Text for analysis
I've become more than a little besotted with the islands of Tristan da Cunha, an incredibly remote British Territory about halfway between South Africa and Argentina. Whilst the main island of Tristan is interesting enough, with a small population and almost no outside contact (it's served by a single, defenceless "harbour" that makes it impossible to land for about 80% of the year), it's the even smaller sister islands that have captivated me, none more so than the wonderfully named Inaccessible Island, which is somehow even more impossible to reach.

Data for review
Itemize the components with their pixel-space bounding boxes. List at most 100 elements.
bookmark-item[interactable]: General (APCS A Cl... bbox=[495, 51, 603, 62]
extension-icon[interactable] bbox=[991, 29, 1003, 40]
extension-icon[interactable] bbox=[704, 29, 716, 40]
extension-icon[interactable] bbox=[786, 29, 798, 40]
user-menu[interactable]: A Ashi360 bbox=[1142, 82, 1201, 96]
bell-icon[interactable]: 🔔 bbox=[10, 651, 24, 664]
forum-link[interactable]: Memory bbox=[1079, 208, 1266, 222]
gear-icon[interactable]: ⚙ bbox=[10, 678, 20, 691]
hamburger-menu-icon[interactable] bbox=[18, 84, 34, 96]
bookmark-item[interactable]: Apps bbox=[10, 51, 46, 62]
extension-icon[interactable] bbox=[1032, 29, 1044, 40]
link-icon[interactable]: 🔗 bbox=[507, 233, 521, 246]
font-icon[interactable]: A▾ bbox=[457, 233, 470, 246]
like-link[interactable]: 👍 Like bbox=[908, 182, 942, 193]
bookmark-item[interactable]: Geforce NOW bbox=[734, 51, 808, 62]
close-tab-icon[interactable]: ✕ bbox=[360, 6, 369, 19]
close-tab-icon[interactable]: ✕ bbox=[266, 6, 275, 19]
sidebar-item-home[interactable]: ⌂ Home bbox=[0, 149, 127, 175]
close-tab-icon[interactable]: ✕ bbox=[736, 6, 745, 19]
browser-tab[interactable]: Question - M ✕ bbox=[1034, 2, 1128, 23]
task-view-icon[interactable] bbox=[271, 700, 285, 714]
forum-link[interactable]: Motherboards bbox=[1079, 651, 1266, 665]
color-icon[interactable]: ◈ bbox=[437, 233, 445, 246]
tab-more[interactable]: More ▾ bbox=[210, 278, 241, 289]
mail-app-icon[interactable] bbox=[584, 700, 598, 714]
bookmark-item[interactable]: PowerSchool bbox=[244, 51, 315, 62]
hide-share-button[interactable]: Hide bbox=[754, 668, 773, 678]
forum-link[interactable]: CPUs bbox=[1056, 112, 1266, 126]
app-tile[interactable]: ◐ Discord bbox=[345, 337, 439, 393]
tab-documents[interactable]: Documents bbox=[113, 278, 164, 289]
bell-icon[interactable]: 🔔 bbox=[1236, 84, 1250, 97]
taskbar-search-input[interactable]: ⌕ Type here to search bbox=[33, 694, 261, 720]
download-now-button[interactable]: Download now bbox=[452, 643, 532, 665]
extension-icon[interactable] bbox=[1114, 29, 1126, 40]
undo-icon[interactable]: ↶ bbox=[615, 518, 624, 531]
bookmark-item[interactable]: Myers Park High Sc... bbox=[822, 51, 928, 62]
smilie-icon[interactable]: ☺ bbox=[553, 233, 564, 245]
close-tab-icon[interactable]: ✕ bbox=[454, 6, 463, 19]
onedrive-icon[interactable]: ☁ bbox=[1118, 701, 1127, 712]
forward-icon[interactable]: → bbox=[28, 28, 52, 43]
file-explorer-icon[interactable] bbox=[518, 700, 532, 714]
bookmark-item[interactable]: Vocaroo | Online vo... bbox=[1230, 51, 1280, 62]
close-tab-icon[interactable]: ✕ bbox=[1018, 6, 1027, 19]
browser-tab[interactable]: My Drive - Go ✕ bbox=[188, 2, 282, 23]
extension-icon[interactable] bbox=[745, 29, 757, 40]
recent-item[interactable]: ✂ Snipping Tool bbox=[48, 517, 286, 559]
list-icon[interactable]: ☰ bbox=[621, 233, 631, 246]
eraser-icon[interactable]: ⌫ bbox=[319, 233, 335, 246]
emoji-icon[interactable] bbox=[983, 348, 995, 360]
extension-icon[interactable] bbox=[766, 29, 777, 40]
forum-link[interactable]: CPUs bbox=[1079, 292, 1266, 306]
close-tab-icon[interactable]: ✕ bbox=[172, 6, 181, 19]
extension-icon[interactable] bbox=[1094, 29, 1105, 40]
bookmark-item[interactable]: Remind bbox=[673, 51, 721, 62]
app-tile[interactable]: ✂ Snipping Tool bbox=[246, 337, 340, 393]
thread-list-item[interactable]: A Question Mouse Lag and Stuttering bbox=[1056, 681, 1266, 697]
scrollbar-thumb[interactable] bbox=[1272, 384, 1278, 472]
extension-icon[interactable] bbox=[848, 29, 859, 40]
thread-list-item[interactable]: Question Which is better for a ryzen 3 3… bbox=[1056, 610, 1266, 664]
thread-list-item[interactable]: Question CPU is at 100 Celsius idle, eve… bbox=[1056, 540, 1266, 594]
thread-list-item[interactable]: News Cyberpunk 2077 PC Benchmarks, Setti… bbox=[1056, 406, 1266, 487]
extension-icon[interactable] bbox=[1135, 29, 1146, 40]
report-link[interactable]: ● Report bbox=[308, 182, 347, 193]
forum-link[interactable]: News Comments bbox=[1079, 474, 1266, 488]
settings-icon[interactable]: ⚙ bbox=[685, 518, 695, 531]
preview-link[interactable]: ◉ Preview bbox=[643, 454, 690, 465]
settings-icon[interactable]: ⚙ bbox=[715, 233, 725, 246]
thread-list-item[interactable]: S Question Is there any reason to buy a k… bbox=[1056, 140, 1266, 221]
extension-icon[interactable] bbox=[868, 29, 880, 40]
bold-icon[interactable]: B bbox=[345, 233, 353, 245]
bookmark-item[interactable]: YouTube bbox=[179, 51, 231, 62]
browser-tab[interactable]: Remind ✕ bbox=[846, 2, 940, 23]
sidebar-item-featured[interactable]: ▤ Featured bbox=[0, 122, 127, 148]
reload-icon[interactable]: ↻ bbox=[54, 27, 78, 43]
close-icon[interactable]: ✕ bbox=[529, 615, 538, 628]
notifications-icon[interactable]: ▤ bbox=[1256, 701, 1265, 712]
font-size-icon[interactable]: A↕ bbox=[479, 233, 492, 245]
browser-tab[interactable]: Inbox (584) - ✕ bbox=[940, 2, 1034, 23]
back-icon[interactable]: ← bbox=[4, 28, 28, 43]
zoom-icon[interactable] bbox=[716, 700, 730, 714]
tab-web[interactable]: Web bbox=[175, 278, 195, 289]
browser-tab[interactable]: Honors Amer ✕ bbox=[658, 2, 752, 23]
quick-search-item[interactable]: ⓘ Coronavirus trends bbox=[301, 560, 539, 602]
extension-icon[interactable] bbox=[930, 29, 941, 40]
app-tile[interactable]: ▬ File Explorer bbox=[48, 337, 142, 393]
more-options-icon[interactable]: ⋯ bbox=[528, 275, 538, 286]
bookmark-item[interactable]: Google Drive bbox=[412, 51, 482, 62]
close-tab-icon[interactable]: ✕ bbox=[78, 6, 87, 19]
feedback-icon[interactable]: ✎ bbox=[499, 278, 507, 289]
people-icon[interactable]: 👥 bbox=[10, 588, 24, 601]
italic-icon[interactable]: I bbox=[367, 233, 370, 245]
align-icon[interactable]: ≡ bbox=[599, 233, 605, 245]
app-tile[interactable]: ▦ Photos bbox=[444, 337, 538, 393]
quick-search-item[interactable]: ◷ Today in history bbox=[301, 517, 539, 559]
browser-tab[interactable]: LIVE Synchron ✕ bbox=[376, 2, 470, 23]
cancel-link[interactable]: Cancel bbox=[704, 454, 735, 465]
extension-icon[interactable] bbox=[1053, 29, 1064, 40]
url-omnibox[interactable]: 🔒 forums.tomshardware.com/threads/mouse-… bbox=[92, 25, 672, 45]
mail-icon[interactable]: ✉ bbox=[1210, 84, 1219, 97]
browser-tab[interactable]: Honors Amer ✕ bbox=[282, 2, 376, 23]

Your instructions
Pick up the passage about Tristan da Cunha after its last sentence and continue it in the same voice.

Response box
Why? Beyond the obvious appeal of a culture so distant (and yet still, technically, governed by my own government, albeit with an almost complete level of autonomy), the islands are a wildlife haven for a number of highly endangered and endemic birds (as well as some unfortunately introduced, super-sized rats and mice that threaten the native wildlife with extinction). There's the Tristan Thrush and the Tristan Albatross, as well as the Gough Moorhen and Gough Bunting on the "nearby" (245 miles) Gough Island. Spectacled and Atlantic petrels use the islands as their only breeding grounds, as do countless other bird species including the critically endangered Northern Rockhopper Penguin. But above all others, it is the Impossible Rail that fascinates me, hence my desire to go to its namesake island.
The rail is a distant relative of South American rails and is the smallest flightless bird alive, filling the niche of rodents on the one island that they never reached. It doesn't appear to have ever existed on the other islands in the archipelago, instead evolving and thriving on Inaccessible alone, where it scurries around the undergrowth. I think it's brilliant.
It also used to have a distinct genus (genetic studies have since seen this subsumed) of Atlantisia, a tribute to the legend of Atlantis. Even cooler.